WHAT TO PRODUCE ▸ Return all lines below containing the word "title".

SUPPLIED ENTRIES ▸
---

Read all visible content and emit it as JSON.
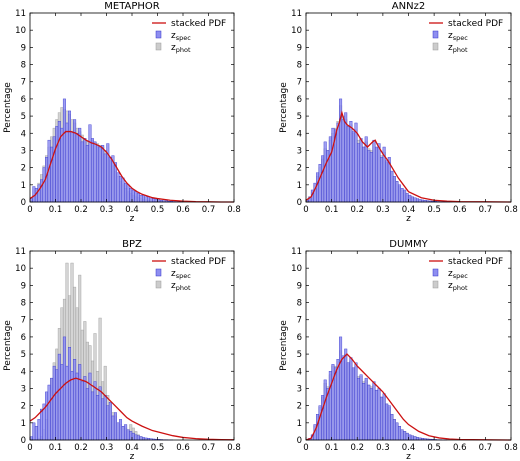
{
  "figure": {
    "colors": {
      "spec_fill": "#8e8ef0",
      "spec_stroke": "#3333cc",
      "phot_fill": "#cccccc",
      "phot_stroke": "#999999",
      "pdf_line": "#cc1111"
    }
  },
  "chart_data": [
    {
      "type": "bar",
      "title": "METAPHOR",
      "xlabel": "z",
      "ylabel": "Percentage",
      "xlim": [
        0,
        0.8
      ],
      "ylim": [
        0,
        11
      ],
      "xticks": [
        "0",
        "0.1",
        "0.2",
        "0.3",
        "0.4",
        "0.5",
        "0.6",
        "0.7",
        "0.8"
      ],
      "yticks": [
        "0",
        "1",
        "2",
        "3",
        "4",
        "5",
        "6",
        "7",
        "8",
        "9",
        "10",
        "11"
      ],
      "legend_position": "top-right",
      "legend": {
        "pdf": "stacked PDF",
        "spec_main": "z",
        "spec_sub": "spec",
        "phot_main": "z",
        "phot_sub": "phot"
      },
      "bin_width": 0.01,
      "bins_start": 0.0,
      "spec_values": [
        0.2,
        0.9,
        0.8,
        1.0,
        1.3,
        2.0,
        2.6,
        3.6,
        3.2,
        3.8,
        4.4,
        4.7,
        4.3,
        6.0,
        4.6,
        5.3,
        4.1,
        4.8,
        4.0,
        4.3,
        3.5,
        3.7,
        3.3,
        4.5,
        3.7,
        3.5,
        3.3,
        3.2,
        3.3,
        2.8,
        3.4,
        2.6,
        2.7,
        2.3,
        1.7,
        1.5,
        1.4,
        1.1,
        1.0,
        0.8,
        0.7,
        0.6,
        0.5,
        0.4,
        0.4,
        0.3,
        0.3,
        0.2,
        0.2,
        0.15,
        0.12,
        0.1,
        0.08,
        0.07,
        0.05,
        0.04,
        0.03,
        0.02,
        0.02,
        0.01
      ],
      "phot_values": [
        0.1,
        0.4,
        0.7,
        1.1,
        1.6,
        2.1,
        2.7,
        3.2,
        3.8,
        4.3,
        4.8,
        5.2,
        5.5,
        5.4,
        5.3,
        5.1,
        4.8,
        4.6,
        4.3,
        4.1,
        3.9,
        3.7,
        3.5,
        3.4,
        3.6,
        3.5,
        3.4,
        3.3,
        3.2,
        3.0,
        2.7,
        2.4,
        2.1,
        1.8,
        1.5,
        1.2,
        1.0,
        0.8,
        0.6,
        0.5,
        0.4,
        0.3,
        0.25,
        0.2,
        0.15,
        0.12,
        0.1,
        0.08,
        0.06,
        0.05,
        0.04,
        0.03,
        0.02,
        0.02,
        0.01,
        0.01,
        0.01,
        0,
        0,
        0
      ],
      "pdf": {
        "x": [
          0,
          0.02,
          0.04,
          0.06,
          0.08,
          0.1,
          0.12,
          0.14,
          0.16,
          0.18,
          0.2,
          0.22,
          0.24,
          0.26,
          0.28,
          0.3,
          0.32,
          0.34,
          0.36,
          0.38,
          0.4,
          0.42,
          0.44,
          0.46,
          0.48,
          0.5,
          0.55,
          0.6,
          0.65,
          0.7,
          0.75,
          0.8
        ],
        "y": [
          0.2,
          0.4,
          0.8,
          1.3,
          2.2,
          3.1,
          3.8,
          4.1,
          4.1,
          4.0,
          3.8,
          3.6,
          3.45,
          3.35,
          3.2,
          2.9,
          2.5,
          2.0,
          1.5,
          1.1,
          0.8,
          0.6,
          0.45,
          0.35,
          0.25,
          0.2,
          0.1,
          0.05,
          0.02,
          0.01,
          0,
          0
        ]
      }
    },
    {
      "type": "bar",
      "title": "ANNz2",
      "xlabel": "z",
      "ylabel": "Percentage",
      "xlim": [
        0,
        0.8
      ],
      "ylim": [
        0,
        11
      ],
      "xticks": [
        "0",
        "0.1",
        "0.2",
        "0.3",
        "0.4",
        "0.5",
        "0.6",
        "0.7",
        "0.8"
      ],
      "yticks": [
        "0",
        "1",
        "2",
        "3",
        "4",
        "5",
        "6",
        "7",
        "8",
        "9",
        "10",
        "11"
      ],
      "legend_position": "top-right",
      "legend": {
        "pdf": "stacked PDF",
        "spec_main": "z",
        "spec_sub": "spec",
        "phot_main": "z",
        "phot_sub": "phot"
      },
      "bin_width": 0.01,
      "bins_start": 0.0,
      "spec_values": [
        0.1,
        0.3,
        0.7,
        1.1,
        1.7,
        2.2,
        2.7,
        3.5,
        3.0,
        3.8,
        4.3,
        4.2,
        4.6,
        6.0,
        4.8,
        5.2,
        4.4,
        4.7,
        4.1,
        4.6,
        3.4,
        3.7,
        3.2,
        3.8,
        3.0,
        2.9,
        3.6,
        3.2,
        3.4,
        2.6,
        3.2,
        2.4,
        2.6,
        1.8,
        1.5,
        1.2,
        1.0,
        0.8,
        0.7,
        0.5,
        0.4,
        0.3,
        0.25,
        0.2,
        0.15,
        0.12,
        0.1,
        0.08,
        0.06,
        0.05,
        0.04,
        0.03,
        0.02,
        0.02,
        0.01,
        0.01,
        0.01,
        0,
        0,
        0
      ],
      "phot_values": [
        0.1,
        0.3,
        0.6,
        1.0,
        1.5,
        2.0,
        2.5,
        3.1,
        3.0,
        3.6,
        4.0,
        4.3,
        4.7,
        5.6,
        5.0,
        4.8,
        4.4,
        4.5,
        4.0,
        4.2,
        3.6,
        3.5,
        3.2,
        3.5,
        3.1,
        3.0,
        3.4,
        3.1,
        3.2,
        2.7,
        2.9,
        2.3,
        2.3,
        1.7,
        1.4,
        1.2,
        0.9,
        0.7,
        0.6,
        0.4,
        0.35,
        0.3,
        0.2,
        0.15,
        0.12,
        0.1,
        0.08,
        0.06,
        0.05,
        0.04,
        0.03,
        0.02,
        0.02,
        0.01,
        0.01,
        0.01,
        0,
        0,
        0,
        0
      ],
      "pdf": {
        "x": [
          0,
          0.02,
          0.04,
          0.06,
          0.08,
          0.1,
          0.11,
          0.12,
          0.13,
          0.14,
          0.15,
          0.16,
          0.18,
          0.2,
          0.22,
          0.24,
          0.26,
          0.27,
          0.28,
          0.3,
          0.32,
          0.34,
          0.36,
          0.38,
          0.4,
          0.45,
          0.5,
          0.55,
          0.6,
          0.7,
          0.8
        ],
        "y": [
          0.1,
          0.3,
          0.9,
          1.6,
          2.3,
          2.9,
          3.5,
          4.2,
          4.6,
          5.2,
          4.7,
          4.5,
          4.3,
          4.0,
          3.5,
          3.2,
          3.5,
          3.6,
          3.3,
          2.8,
          2.4,
          1.9,
          1.4,
          1.0,
          0.6,
          0.25,
          0.1,
          0.05,
          0.02,
          0.01,
          0
        ]
      }
    },
    {
      "type": "bar",
      "title": "BPZ",
      "xlabel": "z",
      "ylabel": "Percentage",
      "xlim": [
        0,
        0.8
      ],
      "ylim": [
        0,
        11
      ],
      "xticks": [
        "0",
        "0.1",
        "0.2",
        "0.3",
        "0.4",
        "0.5",
        "0.6",
        "0.7",
        "0.8"
      ],
      "yticks": [
        "0",
        "1",
        "2",
        "3",
        "4",
        "5",
        "6",
        "7",
        "8",
        "9",
        "10",
        "11"
      ],
      "legend_position": "top-right",
      "legend": {
        "pdf": "stacked PDF",
        "spec_main": "z",
        "spec_sub": "spec",
        "phot_main": "z",
        "phot_sub": "phot"
      },
      "bin_width": 0.01,
      "bins_start": 0.0,
      "spec_values": [
        0.2,
        1.0,
        0.8,
        1.2,
        1.8,
        2.1,
        2.8,
        3.2,
        3.6,
        4.3,
        4.1,
        5.0,
        4.4,
        6.0,
        4.3,
        5.4,
        4.0,
        4.7,
        3.9,
        4.4,
        3.4,
        3.7,
        3.0,
        3.9,
        2.8,
        3.4,
        2.6,
        3.1,
        2.4,
        2.6,
        2.0,
        2.2,
        1.4,
        1.6,
        1.0,
        1.2,
        0.8,
        0.9,
        0.6,
        0.5,
        0.4,
        0.3,
        0.25,
        0.2,
        0.15,
        0.12,
        0.1,
        0.08,
        0.06,
        0.05,
        0.04,
        0.03,
        0.02,
        0.02,
        0.01,
        0.01,
        0,
        0,
        0,
        0
      ],
      "phot_values": [
        0,
        0,
        0,
        0.1,
        0.2,
        0.6,
        1.2,
        2.2,
        3.6,
        4.5,
        5.3,
        6.5,
        7.7,
        8.2,
        10.3,
        8.4,
        10.3,
        8.9,
        7.7,
        9.6,
        6.4,
        6.9,
        5.7,
        5.5,
        4.6,
        6.2,
        4.0,
        7.1,
        3.4,
        4.3,
        2.6,
        2.2,
        1.6,
        1.4,
        1.0,
        0.9,
        0.8,
        0.7,
        0.6,
        0.9,
        0.7,
        0.5,
        0.3,
        0.2,
        0.1,
        0.1,
        0,
        0,
        0,
        0,
        0,
        0,
        0,
        0,
        0,
        0,
        0,
        0,
        0,
        0
      ],
      "pdf": {
        "x": [
          0,
          0.02,
          0.04,
          0.06,
          0.08,
          0.1,
          0.12,
          0.14,
          0.16,
          0.18,
          0.2,
          0.22,
          0.24,
          0.26,
          0.28,
          0.3,
          0.32,
          0.34,
          0.36,
          0.38,
          0.4,
          0.44,
          0.48,
          0.52,
          0.56,
          0.6,
          0.65,
          0.7,
          0.75,
          0.8
        ],
        "y": [
          1.1,
          1.3,
          1.6,
          1.9,
          2.3,
          2.7,
          3.0,
          3.3,
          3.5,
          3.6,
          3.5,
          3.4,
          3.2,
          3.0,
          2.8,
          2.5,
          2.2,
          1.9,
          1.6,
          1.3,
          1.1,
          0.8,
          0.55,
          0.4,
          0.25,
          0.15,
          0.08,
          0.04,
          0.02,
          0.01
        ]
      }
    },
    {
      "type": "bar",
      "title": "DUMMY",
      "xlabel": "z",
      "ylabel": "Percentage",
      "xlim": [
        0,
        0.8
      ],
      "ylim": [
        0,
        11
      ],
      "xticks": [
        "0",
        "0.1",
        "0.2",
        "0.3",
        "0.4",
        "0.5",
        "0.6",
        "0.7",
        "0.8"
      ],
      "yticks": [
        "0",
        "1",
        "2",
        "3",
        "4",
        "5",
        "6",
        "7",
        "8",
        "9",
        "10",
        "11"
      ],
      "legend_position": "top-right",
      "legend": {
        "pdf": "stacked PDF",
        "spec_main": "z",
        "spec_sub": "spec",
        "phot_main": "z",
        "phot_sub": "phot"
      },
      "bin_width": 0.01,
      "bins_start": 0.0,
      "spec_values": [
        0,
        0.1,
        0.3,
        0.9,
        1.5,
        2.0,
        2.6,
        3.5,
        3.0,
        4.0,
        4.4,
        4.2,
        4.7,
        6.0,
        4.9,
        5.3,
        4.5,
        4.8,
        4.2,
        4.5,
        3.6,
        3.8,
        3.3,
        3.6,
        3.2,
        3.0,
        3.4,
        2.9,
        3.0,
        2.5,
        2.7,
        2.1,
        2.0,
        1.5,
        1.2,
        1.0,
        0.8,
        0.6,
        0.5,
        0.4,
        0.3,
        0.25,
        0.2,
        0.15,
        0.12,
        0.1,
        0.08,
        0.06,
        0.05,
        0.04,
        0.03,
        0.02,
        0.02,
        0.01,
        0.01,
        0,
        0,
        0,
        0,
        0
      ],
      "phot_values": [
        0,
        0.1,
        0.3,
        0.8,
        1.4,
        1.9,
        2.5,
        3.3,
        3.1,
        3.8,
        4.3,
        4.3,
        4.6,
        5.2,
        4.8,
        5.0,
        4.5,
        4.6,
        4.2,
        4.3,
        3.7,
        3.7,
        3.4,
        3.5,
        3.2,
        3.1,
        3.2,
        2.9,
        2.9,
        2.5,
        2.5,
        2.1,
        1.9,
        1.5,
        1.2,
        1.0,
        0.8,
        0.6,
        0.5,
        0.4,
        0.3,
        0.25,
        0.2,
        0.15,
        0.12,
        0.1,
        0.08,
        0.06,
        0.05,
        0.04,
        0.03,
        0.02,
        0.02,
        0.01,
        0.01,
        0,
        0,
        0,
        0,
        0
      ],
      "pdf": {
        "x": [
          0,
          0.02,
          0.04,
          0.06,
          0.08,
          0.1,
          0.12,
          0.14,
          0.16,
          0.18,
          0.2,
          0.22,
          0.24,
          0.26,
          0.28,
          0.3,
          0.32,
          0.34,
          0.36,
          0.38,
          0.4,
          0.44,
          0.48,
          0.52,
          0.56,
          0.6,
          0.7,
          0.8
        ],
        "y": [
          0,
          0.1,
          0.7,
          1.6,
          2.5,
          3.3,
          4.1,
          4.7,
          5.0,
          4.7,
          4.3,
          4.0,
          3.7,
          3.4,
          3.1,
          2.8,
          2.4,
          2.0,
          1.6,
          1.2,
          0.9,
          0.5,
          0.25,
          0.12,
          0.06,
          0.03,
          0.01,
          0
        ]
      }
    }
  ]
}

---

SOLUTION TO THE PROBLEM ▸
      "title": "METAPHOR",
      "title": "ANNz2",
      "title": "BPZ",
      "title": "DUMMY",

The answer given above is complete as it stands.